Objective –
Reproduce every record below exactly as written, but leave out any pictures.

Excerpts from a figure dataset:
____________

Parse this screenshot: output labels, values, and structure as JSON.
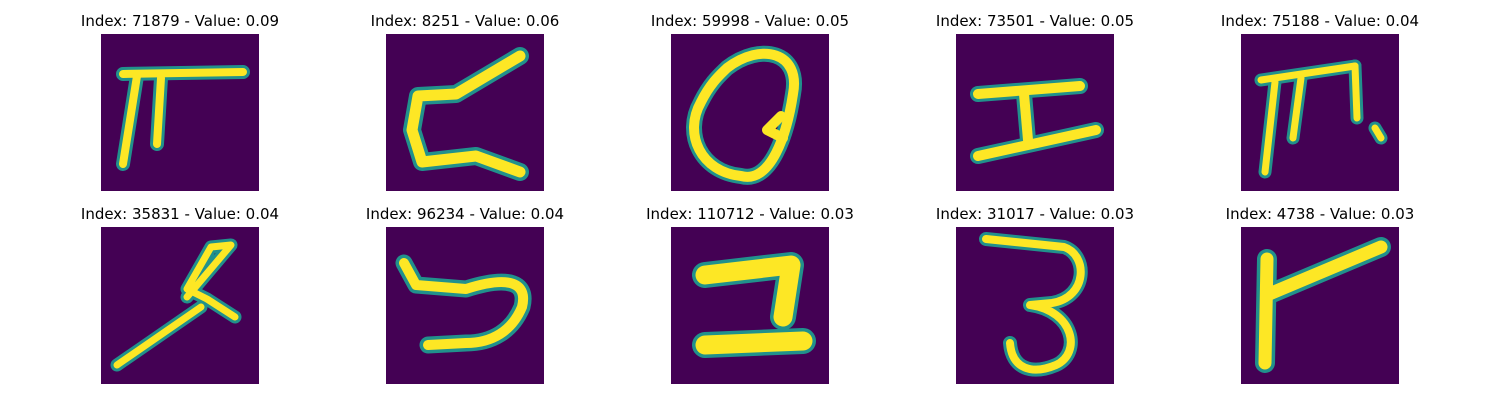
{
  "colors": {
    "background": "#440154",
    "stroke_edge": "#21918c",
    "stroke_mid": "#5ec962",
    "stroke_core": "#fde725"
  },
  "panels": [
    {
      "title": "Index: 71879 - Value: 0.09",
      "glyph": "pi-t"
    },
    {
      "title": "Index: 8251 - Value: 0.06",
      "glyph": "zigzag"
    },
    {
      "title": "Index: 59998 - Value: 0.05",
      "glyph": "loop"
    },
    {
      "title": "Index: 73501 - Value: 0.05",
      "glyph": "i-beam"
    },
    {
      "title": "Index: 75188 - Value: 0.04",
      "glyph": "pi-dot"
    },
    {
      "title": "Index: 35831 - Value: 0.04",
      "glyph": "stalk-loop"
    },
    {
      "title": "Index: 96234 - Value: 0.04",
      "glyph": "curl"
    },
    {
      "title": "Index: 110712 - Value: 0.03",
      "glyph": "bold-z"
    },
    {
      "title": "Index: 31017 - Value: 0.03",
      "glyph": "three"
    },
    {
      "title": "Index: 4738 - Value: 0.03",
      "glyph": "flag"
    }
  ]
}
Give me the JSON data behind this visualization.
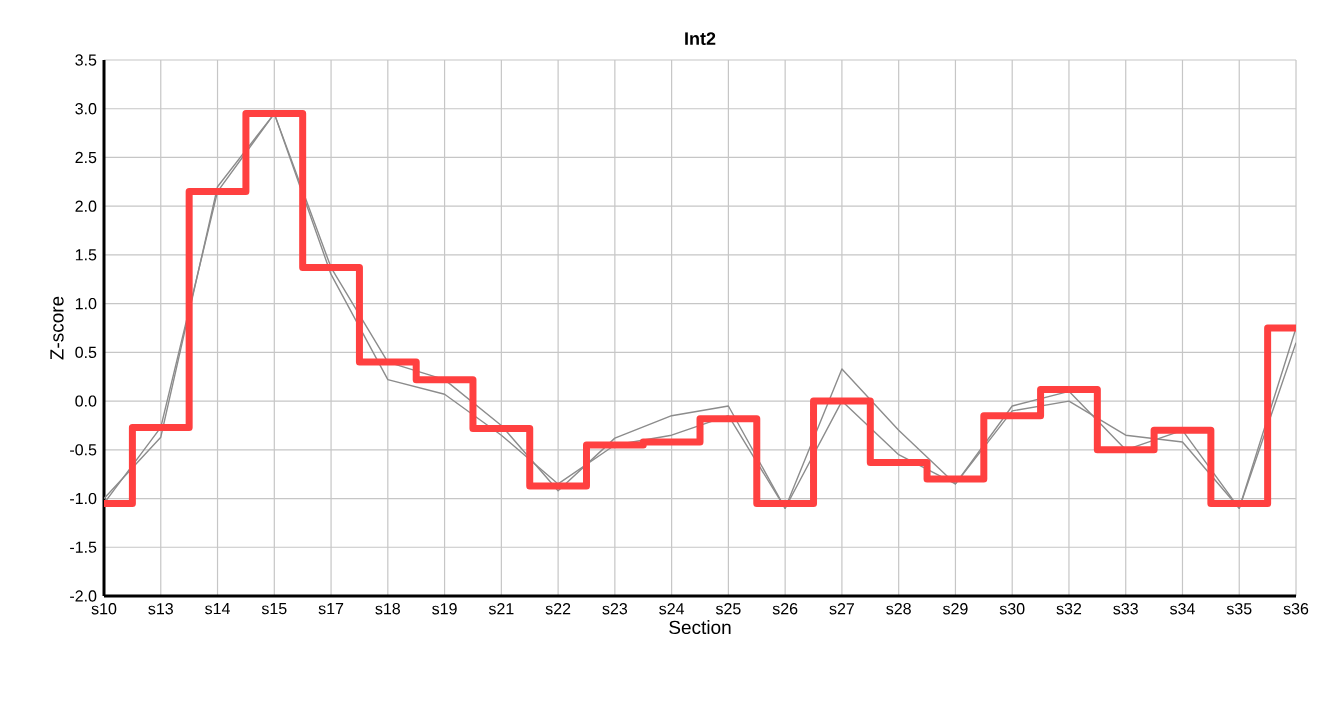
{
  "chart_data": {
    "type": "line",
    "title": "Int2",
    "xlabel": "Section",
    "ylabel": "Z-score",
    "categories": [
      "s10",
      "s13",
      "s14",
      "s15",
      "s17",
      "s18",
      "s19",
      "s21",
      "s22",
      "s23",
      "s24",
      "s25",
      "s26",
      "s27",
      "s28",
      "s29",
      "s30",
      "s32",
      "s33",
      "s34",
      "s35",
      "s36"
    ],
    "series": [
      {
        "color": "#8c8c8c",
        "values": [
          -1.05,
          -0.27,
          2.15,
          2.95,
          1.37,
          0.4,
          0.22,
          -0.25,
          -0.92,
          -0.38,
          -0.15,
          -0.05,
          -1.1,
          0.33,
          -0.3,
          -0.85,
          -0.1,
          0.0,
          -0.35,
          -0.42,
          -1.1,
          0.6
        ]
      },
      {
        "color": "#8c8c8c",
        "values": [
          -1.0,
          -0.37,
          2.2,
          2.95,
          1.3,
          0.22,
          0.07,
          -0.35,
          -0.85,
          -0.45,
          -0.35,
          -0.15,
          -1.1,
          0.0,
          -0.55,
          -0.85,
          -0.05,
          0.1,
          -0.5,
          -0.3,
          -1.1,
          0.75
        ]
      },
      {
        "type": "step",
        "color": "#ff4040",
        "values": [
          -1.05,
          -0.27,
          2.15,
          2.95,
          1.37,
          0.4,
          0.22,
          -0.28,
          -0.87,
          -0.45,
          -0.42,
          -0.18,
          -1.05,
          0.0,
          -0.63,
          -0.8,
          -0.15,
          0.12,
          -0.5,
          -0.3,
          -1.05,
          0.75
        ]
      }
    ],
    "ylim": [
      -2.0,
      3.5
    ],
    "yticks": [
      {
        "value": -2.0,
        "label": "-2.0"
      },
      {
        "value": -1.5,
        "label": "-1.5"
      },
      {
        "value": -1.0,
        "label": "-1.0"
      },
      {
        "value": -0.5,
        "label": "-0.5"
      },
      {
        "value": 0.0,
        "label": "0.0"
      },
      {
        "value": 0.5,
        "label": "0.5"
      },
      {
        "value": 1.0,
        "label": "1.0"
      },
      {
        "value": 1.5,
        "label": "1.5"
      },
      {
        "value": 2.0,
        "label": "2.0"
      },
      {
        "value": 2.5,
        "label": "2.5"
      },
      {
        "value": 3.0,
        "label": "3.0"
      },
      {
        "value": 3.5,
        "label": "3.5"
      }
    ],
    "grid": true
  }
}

____________

Solution –
Parse this screenshot: output labels, values, and structure as JSON.
{
  "colors": {
    "background": "#440154",
    "stroke_edge": "#21918c",
    "stroke_mid": "#5ec962",
    "stroke_core": "#fde725"
  },
  "panels": [
    {
      "title": "Index: 71879 - Value: 0.09",
      "glyph": "pi-t"
    },
    {
      "title": "Index: 8251 - Value: 0.06",
      "glyph": "zigzag"
    },
    {
      "title": "Index: 59998 - Value: 0.05",
      "glyph": "loop"
    },
    {
      "title": "Index: 73501 - Value: 0.05",
      "glyph": "i-beam"
    },
    {
      "title": "Index: 75188 - Value: 0.04",
      "glyph": "pi-dot"
    },
    {
      "title": "Index: 35831 - Value: 0.04",
      "glyph": "stalk-loop"
    },
    {
      "title": "Index: 96234 - Value: 0.04",
      "glyph": "curl"
    },
    {
      "title": "Index: 110712 - Value: 0.03",
      "glyph": "bold-z"
    },
    {
      "title": "Index: 31017 - Value: 0.03",
      "glyph": "three"
    },
    {
      "title": "Index: 4738 - Value: 0.03",
      "glyph": "flag"
    }
  ]
}
Give me the JSON data behind this visualization.
{
  "chart_data": {
    "type": "line",
    "title": "Int2",
    "xlabel": "Section",
    "ylabel": "Z-score",
    "categories": [
      "s10",
      "s13",
      "s14",
      "s15",
      "s17",
      "s18",
      "s19",
      "s21",
      "s22",
      "s23",
      "s24",
      "s25",
      "s26",
      "s27",
      "s28",
      "s29",
      "s30",
      "s32",
      "s33",
      "s34",
      "s35",
      "s36"
    ],
    "series": [
      {
        "color": "#8c8c8c",
        "values": [
          -1.05,
          -0.27,
          2.15,
          2.95,
          1.37,
          0.4,
          0.22,
          -0.25,
          -0.92,
          -0.38,
          -0.15,
          -0.05,
          -1.1,
          0.33,
          -0.3,
          -0.85,
          -0.1,
          0.0,
          -0.35,
          -0.42,
          -1.1,
          0.6
        ]
      },
      {
        "color": "#8c8c8c",
        "values": [
          -1.0,
          -0.37,
          2.2,
          2.95,
          1.3,
          0.22,
          0.07,
          -0.35,
          -0.85,
          -0.45,
          -0.35,
          -0.15,
          -1.1,
          0.0,
          -0.55,
          -0.85,
          -0.05,
          0.1,
          -0.5,
          -0.3,
          -1.1,
          0.75
        ]
      },
      {
        "type": "step",
        "color": "#ff4040",
        "values": [
          -1.05,
          -0.27,
          2.15,
          2.95,
          1.37,
          0.4,
          0.22,
          -0.28,
          -0.87,
          -0.45,
          -0.42,
          -0.18,
          -1.05,
          0.0,
          -0.63,
          -0.8,
          -0.15,
          0.12,
          -0.5,
          -0.3,
          -1.05,
          0.75
        ]
      }
    ],
    "ylim": [
      -2.0,
      3.5
    ],
    "yticks": [
      {
        "value": -2.0,
        "label": "-2.0"
      },
      {
        "value": -1.5,
        "label": "-1.5"
      },
      {
        "value": -1.0,
        "label": "-1.0"
      },
      {
        "value": -0.5,
        "label": "-0.5"
      },
      {
        "value": 0.0,
        "label": "0.0"
      },
      {
        "value": 0.5,
        "label": "0.5"
      },
      {
        "value": 1.0,
        "label": "1.0"
      },
      {
        "value": 1.5,
        "label": "1.5"
      },
      {
        "value": 2.0,
        "label": "2.0"
      },
      {
        "value": 2.5,
        "label": "2.5"
      },
      {
        "value": 3.0,
        "label": "3.0"
      },
      {
        "value": 3.5,
        "label": "3.5"
      }
    ],
    "grid": true
  }
}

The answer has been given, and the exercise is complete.